EXERCISE INSTRUCTIONS
Return all entries precisely as they stand, without the images.
** START OF MATERIAL FOR THE TASK **
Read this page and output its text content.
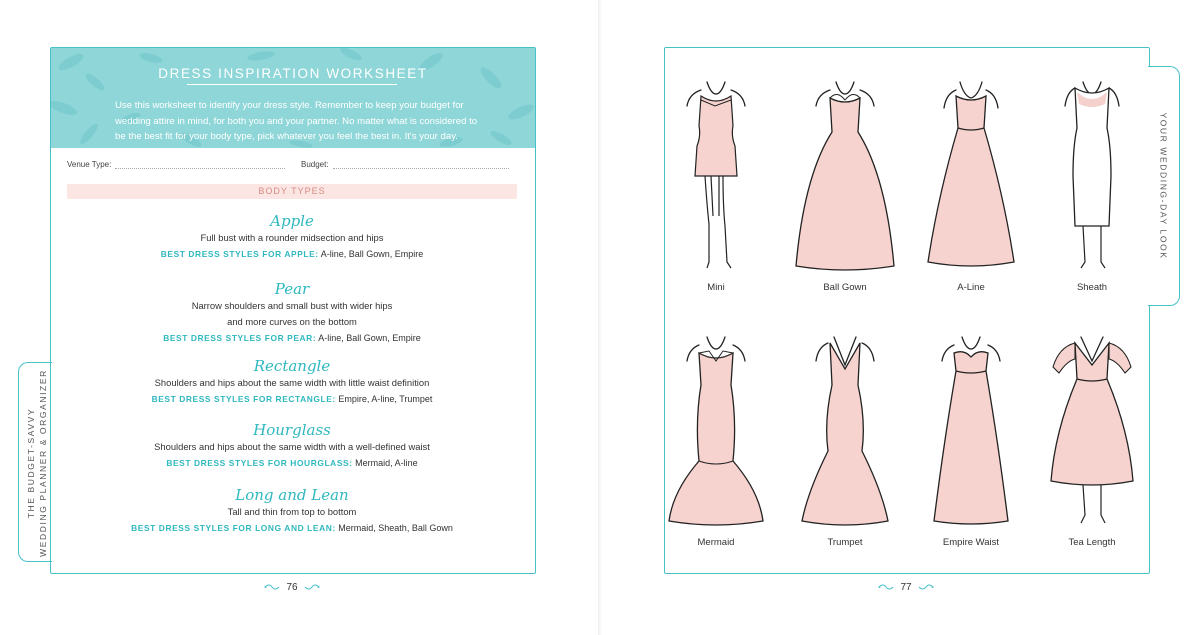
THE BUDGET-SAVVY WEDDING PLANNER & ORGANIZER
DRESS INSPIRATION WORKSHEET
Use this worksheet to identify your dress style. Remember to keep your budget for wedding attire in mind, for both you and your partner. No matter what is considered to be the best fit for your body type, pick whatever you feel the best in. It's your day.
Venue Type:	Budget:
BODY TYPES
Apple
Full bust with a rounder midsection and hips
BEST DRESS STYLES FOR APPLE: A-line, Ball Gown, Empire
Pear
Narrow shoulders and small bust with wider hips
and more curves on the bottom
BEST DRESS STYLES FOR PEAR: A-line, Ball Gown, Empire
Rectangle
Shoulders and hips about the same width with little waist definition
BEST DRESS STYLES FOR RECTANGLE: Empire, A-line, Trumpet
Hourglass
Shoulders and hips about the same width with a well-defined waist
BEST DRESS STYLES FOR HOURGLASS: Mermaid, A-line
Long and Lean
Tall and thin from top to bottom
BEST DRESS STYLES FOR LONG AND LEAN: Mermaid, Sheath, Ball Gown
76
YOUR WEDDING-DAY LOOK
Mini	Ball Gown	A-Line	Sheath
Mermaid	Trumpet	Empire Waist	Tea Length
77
** END OF MATERIAL FOR THE TASK **
EXERCISE SOLUTION
Read this page and output its text content.
THE BUDGET-SAVVY WEDDING PLANNER & ORGANIZER
DRESS INSPIRATION WORKSHEET
Use this worksheet to identify your dress style. Remember to keep your budget for wedding attire in mind, for both you and your partner. No matter what is considered to be the best fit for your body type, pick whatever you feel the best in. It's your day.
Venue Type:	Budget:
BODY TYPES
Apple
Full bust with a rounder midsection and hips
BEST DRESS STYLES FOR APPLE: A-line, Ball Gown, Empire
Pear
Narrow shoulders and small bust with wider hips
and more curves on the bottom
BEST DRESS STYLES FOR PEAR: A-line, Ball Gown, Empire
Rectangle
Shoulders and hips about the same width with little waist definition
BEST DRESS STYLES FOR RECTANGLE: Empire, A-line, Trumpet
Hourglass
Shoulders and hips about the same width with a well-defined waist
BEST DRESS STYLES FOR HOURGLASS: Mermaid, A-line
Long and Lean
Tall and thin from top to bottom
BEST DRESS STYLES FOR LONG AND LEAN: Mermaid, Sheath, Ball Gown
76
YOUR WEDDING-DAY LOOK
Mini	Ball Gown	A-Line	Sheath
Mermaid	Trumpet	Empire Waist	Tea Length
77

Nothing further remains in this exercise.